WHAT IS ASKED: Read the lines that follow and pick out every one containing the word "structured".

○ ○ ○ ○ ○ ○ ○

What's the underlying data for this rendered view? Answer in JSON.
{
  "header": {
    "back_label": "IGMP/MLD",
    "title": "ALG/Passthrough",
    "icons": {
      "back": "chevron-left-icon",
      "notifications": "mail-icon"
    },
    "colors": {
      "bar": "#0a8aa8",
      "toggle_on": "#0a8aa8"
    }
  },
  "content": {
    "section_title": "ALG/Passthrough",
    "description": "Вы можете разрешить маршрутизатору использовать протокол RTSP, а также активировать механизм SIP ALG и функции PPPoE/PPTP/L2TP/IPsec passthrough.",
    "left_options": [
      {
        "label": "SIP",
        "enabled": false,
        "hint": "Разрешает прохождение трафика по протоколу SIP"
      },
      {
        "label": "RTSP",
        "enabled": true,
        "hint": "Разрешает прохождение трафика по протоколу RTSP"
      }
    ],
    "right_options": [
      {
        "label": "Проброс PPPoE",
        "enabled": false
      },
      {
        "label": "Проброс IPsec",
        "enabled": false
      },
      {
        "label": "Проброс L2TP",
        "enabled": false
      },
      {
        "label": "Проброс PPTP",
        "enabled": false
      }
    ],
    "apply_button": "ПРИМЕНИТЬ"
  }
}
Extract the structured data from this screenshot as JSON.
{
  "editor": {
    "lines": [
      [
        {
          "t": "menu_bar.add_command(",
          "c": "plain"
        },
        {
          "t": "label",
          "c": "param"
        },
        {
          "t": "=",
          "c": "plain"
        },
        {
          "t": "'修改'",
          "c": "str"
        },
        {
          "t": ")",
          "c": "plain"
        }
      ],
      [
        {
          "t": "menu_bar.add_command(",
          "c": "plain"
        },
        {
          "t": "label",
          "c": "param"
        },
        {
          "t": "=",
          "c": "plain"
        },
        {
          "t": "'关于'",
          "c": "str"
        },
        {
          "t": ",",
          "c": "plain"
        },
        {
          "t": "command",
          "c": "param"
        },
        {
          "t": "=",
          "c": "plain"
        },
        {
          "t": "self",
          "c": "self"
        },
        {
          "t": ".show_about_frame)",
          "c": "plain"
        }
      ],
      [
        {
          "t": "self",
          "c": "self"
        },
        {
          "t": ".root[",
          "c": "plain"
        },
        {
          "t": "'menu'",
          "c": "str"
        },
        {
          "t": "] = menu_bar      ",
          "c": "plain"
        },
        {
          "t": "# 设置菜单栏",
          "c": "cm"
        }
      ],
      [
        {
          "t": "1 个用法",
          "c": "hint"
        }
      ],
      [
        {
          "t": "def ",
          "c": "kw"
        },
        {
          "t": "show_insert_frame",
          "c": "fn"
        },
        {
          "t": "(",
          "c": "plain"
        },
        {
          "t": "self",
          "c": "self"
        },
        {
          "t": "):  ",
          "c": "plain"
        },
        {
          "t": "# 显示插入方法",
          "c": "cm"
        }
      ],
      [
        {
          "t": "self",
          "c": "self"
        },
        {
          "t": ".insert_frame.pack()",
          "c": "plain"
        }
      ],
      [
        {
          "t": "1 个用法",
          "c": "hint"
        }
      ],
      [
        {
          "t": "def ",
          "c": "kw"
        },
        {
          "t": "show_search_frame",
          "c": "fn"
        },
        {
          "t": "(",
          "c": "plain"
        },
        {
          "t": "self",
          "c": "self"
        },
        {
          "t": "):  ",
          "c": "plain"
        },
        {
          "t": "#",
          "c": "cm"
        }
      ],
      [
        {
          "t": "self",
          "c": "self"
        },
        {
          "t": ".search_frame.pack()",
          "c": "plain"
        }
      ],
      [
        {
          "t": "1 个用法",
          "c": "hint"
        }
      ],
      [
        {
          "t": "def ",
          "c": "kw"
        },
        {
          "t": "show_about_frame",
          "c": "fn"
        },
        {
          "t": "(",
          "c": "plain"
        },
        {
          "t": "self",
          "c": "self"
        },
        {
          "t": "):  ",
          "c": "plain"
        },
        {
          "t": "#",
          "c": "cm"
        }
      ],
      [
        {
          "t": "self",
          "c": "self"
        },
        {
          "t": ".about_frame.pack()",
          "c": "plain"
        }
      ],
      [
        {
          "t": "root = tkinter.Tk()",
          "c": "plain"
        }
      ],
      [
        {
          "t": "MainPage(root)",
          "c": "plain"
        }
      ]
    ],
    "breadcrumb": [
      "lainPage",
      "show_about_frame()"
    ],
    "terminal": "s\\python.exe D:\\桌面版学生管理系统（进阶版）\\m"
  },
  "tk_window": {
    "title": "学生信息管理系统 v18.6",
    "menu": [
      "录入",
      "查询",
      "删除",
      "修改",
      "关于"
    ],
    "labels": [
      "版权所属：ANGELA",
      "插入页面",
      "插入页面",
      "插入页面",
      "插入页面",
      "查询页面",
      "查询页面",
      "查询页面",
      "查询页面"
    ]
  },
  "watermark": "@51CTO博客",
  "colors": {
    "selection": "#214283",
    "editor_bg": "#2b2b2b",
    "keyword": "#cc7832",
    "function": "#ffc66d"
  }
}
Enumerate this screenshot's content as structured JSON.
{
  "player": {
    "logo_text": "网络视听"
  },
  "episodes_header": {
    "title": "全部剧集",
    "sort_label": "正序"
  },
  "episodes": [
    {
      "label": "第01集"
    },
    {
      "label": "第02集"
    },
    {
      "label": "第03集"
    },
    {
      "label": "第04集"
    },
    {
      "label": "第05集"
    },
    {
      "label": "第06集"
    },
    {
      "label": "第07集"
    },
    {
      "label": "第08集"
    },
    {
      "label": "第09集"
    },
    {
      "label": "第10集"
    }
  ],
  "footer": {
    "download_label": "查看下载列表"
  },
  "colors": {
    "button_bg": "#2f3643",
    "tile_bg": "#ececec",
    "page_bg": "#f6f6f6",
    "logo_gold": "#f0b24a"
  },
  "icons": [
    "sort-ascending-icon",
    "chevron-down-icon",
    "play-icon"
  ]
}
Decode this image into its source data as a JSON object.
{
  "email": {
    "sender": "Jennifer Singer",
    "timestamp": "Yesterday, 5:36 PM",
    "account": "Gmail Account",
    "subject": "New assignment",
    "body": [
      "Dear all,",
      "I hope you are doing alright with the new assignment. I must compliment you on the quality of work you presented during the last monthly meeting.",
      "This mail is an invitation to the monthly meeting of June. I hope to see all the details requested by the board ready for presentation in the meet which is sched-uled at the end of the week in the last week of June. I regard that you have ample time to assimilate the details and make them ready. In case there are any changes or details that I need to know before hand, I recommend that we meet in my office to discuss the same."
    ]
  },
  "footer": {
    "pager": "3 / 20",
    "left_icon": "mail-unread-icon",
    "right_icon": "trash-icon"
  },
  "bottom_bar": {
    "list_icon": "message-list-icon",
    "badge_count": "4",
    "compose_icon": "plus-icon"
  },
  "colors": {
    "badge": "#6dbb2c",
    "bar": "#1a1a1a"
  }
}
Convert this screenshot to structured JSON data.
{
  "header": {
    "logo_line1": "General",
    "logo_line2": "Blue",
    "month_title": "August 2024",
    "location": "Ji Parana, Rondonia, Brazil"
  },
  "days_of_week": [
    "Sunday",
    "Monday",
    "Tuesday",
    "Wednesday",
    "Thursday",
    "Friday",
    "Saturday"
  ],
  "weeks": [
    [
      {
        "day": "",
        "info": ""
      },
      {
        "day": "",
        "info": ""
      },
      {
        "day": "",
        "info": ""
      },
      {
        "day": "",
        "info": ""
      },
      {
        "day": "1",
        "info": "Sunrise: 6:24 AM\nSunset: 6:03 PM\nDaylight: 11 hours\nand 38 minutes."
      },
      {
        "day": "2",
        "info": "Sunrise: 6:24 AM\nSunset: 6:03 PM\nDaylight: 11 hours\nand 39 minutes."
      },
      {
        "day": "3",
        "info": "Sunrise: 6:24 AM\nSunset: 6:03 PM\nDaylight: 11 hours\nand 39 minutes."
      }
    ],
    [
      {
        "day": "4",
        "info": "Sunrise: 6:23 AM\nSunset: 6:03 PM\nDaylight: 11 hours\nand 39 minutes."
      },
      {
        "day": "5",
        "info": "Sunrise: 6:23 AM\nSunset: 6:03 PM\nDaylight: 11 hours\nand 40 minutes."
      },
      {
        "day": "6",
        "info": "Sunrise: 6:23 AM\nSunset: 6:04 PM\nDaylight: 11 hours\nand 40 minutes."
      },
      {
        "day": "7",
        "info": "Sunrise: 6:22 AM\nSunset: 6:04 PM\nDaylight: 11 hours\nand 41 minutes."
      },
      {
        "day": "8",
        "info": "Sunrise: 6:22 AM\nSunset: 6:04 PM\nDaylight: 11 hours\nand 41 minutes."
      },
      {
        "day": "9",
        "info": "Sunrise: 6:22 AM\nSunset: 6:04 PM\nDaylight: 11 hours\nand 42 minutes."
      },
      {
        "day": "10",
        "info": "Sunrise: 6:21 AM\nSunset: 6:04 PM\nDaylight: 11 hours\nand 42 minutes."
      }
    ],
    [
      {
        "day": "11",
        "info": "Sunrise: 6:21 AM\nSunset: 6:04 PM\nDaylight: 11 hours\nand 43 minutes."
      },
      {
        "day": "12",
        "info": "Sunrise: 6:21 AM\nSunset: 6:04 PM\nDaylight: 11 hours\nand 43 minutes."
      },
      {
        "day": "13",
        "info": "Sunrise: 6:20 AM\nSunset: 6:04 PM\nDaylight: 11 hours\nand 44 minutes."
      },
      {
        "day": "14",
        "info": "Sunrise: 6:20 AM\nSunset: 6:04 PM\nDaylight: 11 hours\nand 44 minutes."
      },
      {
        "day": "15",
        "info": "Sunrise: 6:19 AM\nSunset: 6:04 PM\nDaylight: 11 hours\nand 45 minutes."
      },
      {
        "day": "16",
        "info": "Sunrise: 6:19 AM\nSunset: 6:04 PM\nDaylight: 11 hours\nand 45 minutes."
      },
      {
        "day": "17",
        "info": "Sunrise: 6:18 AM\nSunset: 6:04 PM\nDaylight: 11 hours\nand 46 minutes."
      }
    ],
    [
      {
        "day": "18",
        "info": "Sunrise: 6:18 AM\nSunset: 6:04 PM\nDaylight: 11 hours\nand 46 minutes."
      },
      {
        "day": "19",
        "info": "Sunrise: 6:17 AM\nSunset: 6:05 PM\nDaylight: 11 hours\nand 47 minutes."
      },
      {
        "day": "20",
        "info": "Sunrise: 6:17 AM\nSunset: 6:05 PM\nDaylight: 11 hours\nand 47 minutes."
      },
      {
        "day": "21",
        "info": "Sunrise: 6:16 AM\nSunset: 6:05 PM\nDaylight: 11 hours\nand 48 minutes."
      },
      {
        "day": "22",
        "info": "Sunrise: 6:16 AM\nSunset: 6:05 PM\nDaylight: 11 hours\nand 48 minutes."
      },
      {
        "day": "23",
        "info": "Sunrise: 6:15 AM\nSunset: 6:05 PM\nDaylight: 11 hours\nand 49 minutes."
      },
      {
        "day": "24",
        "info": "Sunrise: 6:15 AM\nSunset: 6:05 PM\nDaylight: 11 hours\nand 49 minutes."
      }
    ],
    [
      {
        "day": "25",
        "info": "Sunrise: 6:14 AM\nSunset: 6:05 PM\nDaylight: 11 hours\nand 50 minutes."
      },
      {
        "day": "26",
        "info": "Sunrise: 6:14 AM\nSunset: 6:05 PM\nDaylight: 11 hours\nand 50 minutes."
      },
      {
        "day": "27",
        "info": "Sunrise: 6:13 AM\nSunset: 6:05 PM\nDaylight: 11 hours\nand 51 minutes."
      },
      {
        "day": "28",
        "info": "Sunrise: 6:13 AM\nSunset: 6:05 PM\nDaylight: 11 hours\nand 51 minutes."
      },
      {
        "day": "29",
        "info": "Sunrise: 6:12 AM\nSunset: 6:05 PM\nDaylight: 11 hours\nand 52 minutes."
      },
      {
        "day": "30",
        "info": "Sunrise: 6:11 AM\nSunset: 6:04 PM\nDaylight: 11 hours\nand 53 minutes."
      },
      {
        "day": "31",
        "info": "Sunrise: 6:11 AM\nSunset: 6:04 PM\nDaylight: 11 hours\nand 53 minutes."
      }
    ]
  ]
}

○ ○ ○ ○ ○ ○ ○

ANSWER FOR THIS EXERCISE:
Extract the structured data from this screenshot as JSON.
Enumerate this screenshot's content as structured JSON.
Convert this screenshot to structured JSON data.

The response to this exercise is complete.